TASK TO COMPLETE: Report each line of the data that includes the word "type".

MATERIAL PROVIDED:

+---+

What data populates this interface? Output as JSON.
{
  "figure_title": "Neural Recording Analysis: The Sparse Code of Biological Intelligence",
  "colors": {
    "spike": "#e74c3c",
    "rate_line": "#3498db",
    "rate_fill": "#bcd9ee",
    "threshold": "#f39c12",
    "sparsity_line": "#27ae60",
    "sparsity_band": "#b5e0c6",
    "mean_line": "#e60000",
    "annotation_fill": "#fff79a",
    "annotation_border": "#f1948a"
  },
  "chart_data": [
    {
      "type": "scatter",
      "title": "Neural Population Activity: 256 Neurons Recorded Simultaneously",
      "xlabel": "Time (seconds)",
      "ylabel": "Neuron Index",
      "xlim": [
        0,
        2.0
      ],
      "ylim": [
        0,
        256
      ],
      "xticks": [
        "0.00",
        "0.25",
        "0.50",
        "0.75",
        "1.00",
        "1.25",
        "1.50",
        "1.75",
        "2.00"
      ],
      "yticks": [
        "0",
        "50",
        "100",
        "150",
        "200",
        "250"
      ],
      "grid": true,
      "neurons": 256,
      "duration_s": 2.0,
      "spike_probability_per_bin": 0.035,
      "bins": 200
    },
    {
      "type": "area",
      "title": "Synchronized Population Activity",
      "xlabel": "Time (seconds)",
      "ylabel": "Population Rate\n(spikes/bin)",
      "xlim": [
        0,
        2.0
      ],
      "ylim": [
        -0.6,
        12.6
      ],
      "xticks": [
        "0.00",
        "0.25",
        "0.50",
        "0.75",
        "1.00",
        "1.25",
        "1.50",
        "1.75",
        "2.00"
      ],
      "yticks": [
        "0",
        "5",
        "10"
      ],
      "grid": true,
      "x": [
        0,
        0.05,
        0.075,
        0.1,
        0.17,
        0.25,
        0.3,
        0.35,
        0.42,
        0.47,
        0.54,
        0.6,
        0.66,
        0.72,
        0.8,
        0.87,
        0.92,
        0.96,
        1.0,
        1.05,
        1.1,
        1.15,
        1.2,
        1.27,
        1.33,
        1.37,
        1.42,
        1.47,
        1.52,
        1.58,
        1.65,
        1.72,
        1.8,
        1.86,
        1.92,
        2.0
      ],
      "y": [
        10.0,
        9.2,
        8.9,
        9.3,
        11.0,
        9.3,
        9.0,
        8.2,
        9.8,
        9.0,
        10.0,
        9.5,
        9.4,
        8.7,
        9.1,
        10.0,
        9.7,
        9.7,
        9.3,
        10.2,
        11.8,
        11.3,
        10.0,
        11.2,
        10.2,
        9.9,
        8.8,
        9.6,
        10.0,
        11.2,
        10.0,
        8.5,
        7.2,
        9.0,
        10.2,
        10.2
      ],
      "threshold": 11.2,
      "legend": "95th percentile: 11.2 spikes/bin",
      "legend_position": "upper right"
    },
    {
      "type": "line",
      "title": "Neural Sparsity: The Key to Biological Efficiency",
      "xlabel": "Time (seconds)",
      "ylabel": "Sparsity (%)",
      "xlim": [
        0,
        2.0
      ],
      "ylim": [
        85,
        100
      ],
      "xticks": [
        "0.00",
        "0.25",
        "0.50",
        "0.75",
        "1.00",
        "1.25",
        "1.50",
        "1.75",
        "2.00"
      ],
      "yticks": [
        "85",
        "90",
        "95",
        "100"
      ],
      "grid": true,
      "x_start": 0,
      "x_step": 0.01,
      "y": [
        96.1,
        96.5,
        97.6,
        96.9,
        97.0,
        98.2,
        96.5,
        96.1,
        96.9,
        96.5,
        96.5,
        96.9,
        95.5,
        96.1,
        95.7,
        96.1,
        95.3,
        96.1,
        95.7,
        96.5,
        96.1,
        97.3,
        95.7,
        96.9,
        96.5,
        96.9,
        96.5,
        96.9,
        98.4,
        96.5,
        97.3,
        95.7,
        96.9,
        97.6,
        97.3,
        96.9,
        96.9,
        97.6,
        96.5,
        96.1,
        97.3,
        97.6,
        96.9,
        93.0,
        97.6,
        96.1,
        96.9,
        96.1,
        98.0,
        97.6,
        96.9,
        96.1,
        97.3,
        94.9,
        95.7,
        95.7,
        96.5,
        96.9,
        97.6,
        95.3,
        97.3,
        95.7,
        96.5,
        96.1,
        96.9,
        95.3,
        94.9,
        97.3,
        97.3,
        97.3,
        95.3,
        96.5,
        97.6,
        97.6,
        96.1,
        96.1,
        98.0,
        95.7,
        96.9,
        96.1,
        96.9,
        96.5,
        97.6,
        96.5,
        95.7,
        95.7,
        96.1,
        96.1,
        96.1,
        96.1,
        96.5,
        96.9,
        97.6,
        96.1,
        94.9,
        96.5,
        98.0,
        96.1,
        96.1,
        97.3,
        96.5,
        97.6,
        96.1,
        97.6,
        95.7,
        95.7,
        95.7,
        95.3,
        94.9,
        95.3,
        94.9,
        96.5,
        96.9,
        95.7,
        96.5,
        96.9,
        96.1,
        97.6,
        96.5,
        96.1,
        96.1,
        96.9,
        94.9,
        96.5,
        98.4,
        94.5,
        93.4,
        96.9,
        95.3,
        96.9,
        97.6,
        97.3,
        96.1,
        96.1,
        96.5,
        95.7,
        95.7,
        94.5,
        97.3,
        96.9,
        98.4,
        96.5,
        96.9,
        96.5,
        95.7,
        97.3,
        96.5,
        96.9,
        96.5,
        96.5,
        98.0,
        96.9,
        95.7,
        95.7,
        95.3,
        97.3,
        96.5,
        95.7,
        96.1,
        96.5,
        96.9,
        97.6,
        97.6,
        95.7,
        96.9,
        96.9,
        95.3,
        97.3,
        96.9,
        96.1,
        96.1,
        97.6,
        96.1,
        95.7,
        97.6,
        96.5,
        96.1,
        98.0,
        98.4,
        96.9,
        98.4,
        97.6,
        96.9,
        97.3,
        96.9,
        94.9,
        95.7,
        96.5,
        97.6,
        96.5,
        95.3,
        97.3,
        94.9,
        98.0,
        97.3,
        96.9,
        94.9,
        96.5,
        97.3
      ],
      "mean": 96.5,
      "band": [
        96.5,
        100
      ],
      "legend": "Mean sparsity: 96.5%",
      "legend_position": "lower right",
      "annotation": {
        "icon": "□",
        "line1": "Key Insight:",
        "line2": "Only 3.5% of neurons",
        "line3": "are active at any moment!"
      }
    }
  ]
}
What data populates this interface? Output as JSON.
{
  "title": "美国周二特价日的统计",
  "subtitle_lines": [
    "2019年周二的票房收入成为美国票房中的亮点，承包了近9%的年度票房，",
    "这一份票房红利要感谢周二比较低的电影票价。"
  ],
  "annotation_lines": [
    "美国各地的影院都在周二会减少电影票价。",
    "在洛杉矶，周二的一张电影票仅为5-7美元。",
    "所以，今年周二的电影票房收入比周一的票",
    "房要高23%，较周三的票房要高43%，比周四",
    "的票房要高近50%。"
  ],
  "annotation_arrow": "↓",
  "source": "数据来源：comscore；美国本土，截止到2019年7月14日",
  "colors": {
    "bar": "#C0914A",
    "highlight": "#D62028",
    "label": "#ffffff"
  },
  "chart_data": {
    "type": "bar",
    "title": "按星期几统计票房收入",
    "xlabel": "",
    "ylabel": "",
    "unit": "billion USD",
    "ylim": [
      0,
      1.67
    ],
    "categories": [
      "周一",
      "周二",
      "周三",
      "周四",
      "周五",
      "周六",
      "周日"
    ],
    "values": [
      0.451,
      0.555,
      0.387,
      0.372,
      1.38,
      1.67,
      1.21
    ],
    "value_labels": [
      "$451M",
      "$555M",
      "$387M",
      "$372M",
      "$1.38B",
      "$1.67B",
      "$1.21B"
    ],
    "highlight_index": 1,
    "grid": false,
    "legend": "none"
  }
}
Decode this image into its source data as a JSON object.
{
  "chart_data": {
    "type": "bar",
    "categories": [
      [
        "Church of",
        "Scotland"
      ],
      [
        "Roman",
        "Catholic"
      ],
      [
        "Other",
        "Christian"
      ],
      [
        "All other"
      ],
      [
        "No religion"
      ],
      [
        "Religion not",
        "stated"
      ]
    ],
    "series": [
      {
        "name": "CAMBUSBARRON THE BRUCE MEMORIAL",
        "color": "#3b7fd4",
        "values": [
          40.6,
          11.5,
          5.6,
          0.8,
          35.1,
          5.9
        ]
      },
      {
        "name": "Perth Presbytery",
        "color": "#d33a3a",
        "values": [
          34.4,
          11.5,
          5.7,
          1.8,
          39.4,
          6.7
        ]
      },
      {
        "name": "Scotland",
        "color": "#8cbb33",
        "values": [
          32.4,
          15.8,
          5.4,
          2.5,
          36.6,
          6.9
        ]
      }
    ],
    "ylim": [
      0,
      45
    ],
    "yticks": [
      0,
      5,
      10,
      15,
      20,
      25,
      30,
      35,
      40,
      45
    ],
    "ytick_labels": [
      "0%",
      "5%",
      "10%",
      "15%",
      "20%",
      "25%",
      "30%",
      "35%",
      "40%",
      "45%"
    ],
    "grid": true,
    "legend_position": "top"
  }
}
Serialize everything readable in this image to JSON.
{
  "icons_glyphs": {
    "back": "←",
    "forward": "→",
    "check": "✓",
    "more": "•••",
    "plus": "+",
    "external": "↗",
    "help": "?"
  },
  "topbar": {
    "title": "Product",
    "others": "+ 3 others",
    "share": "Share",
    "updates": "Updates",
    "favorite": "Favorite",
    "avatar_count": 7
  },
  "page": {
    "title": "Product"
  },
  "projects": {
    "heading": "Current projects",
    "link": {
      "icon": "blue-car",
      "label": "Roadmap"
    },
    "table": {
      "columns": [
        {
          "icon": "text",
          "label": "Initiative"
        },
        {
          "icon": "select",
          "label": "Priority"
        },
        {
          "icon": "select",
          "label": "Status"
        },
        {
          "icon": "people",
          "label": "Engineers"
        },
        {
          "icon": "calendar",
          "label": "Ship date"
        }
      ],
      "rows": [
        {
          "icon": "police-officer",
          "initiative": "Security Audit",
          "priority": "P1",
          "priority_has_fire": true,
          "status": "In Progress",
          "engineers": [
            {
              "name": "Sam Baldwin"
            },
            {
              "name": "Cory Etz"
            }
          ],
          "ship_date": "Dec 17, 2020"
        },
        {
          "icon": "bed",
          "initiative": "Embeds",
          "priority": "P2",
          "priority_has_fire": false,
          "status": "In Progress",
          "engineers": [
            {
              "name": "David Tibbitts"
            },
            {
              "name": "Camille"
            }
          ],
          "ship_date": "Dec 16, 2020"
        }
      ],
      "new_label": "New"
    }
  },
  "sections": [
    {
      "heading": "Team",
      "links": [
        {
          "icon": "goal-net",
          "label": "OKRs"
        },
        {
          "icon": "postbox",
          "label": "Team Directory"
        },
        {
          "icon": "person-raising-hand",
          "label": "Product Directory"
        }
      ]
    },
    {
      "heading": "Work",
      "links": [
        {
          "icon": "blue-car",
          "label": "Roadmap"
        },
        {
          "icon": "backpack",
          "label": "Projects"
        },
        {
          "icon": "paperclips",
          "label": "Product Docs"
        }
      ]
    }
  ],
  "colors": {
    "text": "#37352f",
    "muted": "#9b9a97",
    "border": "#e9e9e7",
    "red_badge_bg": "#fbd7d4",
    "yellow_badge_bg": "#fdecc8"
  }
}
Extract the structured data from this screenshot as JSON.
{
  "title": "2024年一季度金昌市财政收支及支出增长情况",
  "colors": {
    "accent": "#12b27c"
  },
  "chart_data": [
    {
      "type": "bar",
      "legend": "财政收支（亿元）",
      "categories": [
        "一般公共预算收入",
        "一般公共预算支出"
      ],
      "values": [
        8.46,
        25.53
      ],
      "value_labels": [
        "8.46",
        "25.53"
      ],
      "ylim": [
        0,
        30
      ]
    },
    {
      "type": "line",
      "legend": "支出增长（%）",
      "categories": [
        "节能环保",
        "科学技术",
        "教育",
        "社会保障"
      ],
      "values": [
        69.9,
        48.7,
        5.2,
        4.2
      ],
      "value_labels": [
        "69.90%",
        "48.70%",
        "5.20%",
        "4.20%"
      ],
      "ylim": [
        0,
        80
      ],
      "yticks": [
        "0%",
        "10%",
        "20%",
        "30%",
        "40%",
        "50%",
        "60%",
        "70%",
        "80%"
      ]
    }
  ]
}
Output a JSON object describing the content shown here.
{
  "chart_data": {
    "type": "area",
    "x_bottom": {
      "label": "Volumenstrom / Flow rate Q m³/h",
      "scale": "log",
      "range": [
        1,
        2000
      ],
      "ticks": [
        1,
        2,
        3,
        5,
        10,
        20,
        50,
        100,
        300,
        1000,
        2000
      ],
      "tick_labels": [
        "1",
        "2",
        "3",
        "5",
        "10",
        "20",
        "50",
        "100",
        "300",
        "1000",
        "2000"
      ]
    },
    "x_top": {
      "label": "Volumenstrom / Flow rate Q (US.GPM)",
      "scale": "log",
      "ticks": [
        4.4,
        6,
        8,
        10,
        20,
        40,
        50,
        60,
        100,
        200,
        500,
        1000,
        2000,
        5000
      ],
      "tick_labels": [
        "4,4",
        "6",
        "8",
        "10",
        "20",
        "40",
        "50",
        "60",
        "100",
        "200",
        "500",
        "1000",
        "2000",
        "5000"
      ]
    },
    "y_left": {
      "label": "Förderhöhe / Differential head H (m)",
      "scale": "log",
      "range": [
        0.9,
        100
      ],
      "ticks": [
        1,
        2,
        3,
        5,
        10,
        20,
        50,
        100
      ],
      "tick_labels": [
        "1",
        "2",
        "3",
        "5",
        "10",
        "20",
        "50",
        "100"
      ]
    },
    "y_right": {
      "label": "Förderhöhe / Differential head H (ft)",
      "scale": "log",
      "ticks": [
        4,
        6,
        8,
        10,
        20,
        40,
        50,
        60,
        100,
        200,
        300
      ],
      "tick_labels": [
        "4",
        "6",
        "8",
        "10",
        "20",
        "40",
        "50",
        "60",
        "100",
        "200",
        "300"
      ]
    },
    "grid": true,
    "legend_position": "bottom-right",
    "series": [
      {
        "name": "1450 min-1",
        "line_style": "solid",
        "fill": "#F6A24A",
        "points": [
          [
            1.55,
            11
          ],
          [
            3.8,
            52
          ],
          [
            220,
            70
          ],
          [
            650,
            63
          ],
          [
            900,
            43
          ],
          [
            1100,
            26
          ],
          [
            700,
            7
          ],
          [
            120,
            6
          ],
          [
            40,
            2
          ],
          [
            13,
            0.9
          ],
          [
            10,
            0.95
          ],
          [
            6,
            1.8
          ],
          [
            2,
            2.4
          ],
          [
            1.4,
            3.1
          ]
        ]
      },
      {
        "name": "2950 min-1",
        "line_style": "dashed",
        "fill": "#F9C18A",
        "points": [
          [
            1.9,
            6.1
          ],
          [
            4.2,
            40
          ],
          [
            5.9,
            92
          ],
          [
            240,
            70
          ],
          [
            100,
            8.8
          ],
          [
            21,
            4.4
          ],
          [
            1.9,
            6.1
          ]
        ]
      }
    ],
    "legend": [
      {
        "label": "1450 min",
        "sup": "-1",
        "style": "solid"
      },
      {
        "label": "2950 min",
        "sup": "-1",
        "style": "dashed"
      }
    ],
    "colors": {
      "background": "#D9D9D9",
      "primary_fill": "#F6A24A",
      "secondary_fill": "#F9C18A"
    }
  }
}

+---+

EXERCISE RESPONSE:
      "type": "scatter",
      "type": "area",
      "type": "line",
    "type": "bar",
    "type": "bar",
      "type": "bar",
      "type": "line",
    "type": "area",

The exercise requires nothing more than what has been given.